- The records -
####################

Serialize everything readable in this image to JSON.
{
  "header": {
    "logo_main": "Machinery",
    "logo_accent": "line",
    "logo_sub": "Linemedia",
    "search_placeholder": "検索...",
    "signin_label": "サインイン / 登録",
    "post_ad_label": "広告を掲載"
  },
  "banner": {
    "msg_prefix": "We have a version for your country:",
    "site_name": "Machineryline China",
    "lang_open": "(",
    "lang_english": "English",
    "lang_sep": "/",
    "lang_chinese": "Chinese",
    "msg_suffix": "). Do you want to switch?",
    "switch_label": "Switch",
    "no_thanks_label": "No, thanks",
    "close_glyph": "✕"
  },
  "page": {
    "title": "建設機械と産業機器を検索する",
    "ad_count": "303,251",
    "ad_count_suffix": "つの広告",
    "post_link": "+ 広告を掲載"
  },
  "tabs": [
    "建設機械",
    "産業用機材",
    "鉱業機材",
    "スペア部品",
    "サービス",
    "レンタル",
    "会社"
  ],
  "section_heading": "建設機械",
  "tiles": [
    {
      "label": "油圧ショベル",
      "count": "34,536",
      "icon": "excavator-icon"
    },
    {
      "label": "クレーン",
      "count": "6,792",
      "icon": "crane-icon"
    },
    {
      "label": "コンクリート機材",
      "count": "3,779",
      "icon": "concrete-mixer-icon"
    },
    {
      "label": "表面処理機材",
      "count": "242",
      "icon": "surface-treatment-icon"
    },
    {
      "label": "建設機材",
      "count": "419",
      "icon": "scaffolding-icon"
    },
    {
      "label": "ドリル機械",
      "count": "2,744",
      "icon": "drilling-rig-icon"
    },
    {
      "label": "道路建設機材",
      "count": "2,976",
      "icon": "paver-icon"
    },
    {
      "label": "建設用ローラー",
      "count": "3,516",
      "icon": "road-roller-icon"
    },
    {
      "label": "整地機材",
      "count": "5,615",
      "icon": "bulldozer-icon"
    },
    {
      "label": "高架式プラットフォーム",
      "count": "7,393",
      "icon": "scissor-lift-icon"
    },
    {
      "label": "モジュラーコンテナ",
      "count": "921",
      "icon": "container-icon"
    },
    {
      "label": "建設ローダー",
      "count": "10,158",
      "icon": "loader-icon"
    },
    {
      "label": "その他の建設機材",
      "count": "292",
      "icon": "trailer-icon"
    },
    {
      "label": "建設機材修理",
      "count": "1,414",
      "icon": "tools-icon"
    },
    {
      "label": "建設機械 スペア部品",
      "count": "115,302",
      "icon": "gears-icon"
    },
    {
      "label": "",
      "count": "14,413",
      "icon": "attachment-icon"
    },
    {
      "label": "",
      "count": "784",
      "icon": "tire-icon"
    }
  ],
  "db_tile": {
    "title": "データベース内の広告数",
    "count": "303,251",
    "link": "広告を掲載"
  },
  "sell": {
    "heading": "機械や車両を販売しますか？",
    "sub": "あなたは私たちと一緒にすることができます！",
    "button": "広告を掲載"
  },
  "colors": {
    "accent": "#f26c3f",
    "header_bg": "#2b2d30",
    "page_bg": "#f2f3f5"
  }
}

####################

- What to do -
Please return the data above exactly as given.

- Answer below -
Serialize everything readable in this image to JSON.
{
  "header": {
    "logo_main": "Machinery",
    "logo_accent": "line",
    "logo_sub": "Linemedia",
    "search_placeholder": "検索...",
    "signin_label": "サインイン / 登録",
    "post_ad_label": "広告を掲載"
  },
  "banner": {
    "msg_prefix": "We have a version for your country:",
    "site_name": "Machineryline China",
    "lang_open": "(",
    "lang_english": "English",
    "lang_sep": "/",
    "lang_chinese": "Chinese",
    "msg_suffix": "). Do you want to switch?",
    "switch_label": "Switch",
    "no_thanks_label": "No, thanks",
    "close_glyph": "✕"
  },
  "page": {
    "title": "建設機械と産業機器を検索する",
    "ad_count": "303,251",
    "ad_count_suffix": "つの広告",
    "post_link": "+ 広告を掲載"
  },
  "tabs": [
    "建設機械",
    "産業用機材",
    "鉱業機材",
    "スペア部品",
    "サービス",
    "レンタル",
    "会社"
  ],
  "section_heading": "建設機械",
  "tiles": [
    {
      "label": "油圧ショベル",
      "count": "34,536",
      "icon": "excavator-icon"
    },
    {
      "label": "クレーン",
      "count": "6,792",
      "icon": "crane-icon"
    },
    {
      "label": "コンクリート機材",
      "count": "3,779",
      "icon": "concrete-mixer-icon"
    },
    {
      "label": "表面処理機材",
      "count": "242",
      "icon": "surface-treatment-icon"
    },
    {
      "label": "建設機材",
      "count": "419",
      "icon": "scaffolding-icon"
    },
    {
      "label": "ドリル機械",
      "count": "2,744",
      "icon": "drilling-rig-icon"
    },
    {
      "label": "道路建設機材",
      "count": "2,976",
      "icon": "paver-icon"
    },
    {
      "label": "建設用ローラー",
      "count": "3,516",
      "icon": "road-roller-icon"
    },
    {
      "label": "整地機材",
      "count": "5,615",
      "icon": "bulldozer-icon"
    },
    {
      "label": "高架式プラットフォーム",
      "count": "7,393",
      "icon": "scissor-lift-icon"
    },
    {
      "label": "モジュラーコンテナ",
      "count": "921",
      "icon": "container-icon"
    },
    {
      "label": "建設ローダー",
      "count": "10,158",
      "icon": "loader-icon"
    },
    {
      "label": "その他の建設機材",
      "count": "292",
      "icon": "trailer-icon"
    },
    {
      "label": "建設機材修理",
      "count": "1,414",
      "icon": "tools-icon"
    },
    {
      "label": "建設機械 スペア部品",
      "count": "115,302",
      "icon": "gears-icon"
    },
    {
      "label": "",
      "count": "14,413",
      "icon": "attachment-icon"
    },
    {
      "label": "",
      "count": "784",
      "icon": "tire-icon"
    }
  ],
  "db_tile": {
    "title": "データベース内の広告数",
    "count": "303,251",
    "link": "広告を掲載"
  },
  "sell": {
    "heading": "機械や車両を販売しますか？",
    "sub": "あなたは私たちと一緒にすることができます！",
    "button": "広告を掲載"
  },
  "colors": {
    "accent": "#f26c3f",
    "header_bg": "#2b2d30",
    "page_bg": "#f2f3f5"
  }
}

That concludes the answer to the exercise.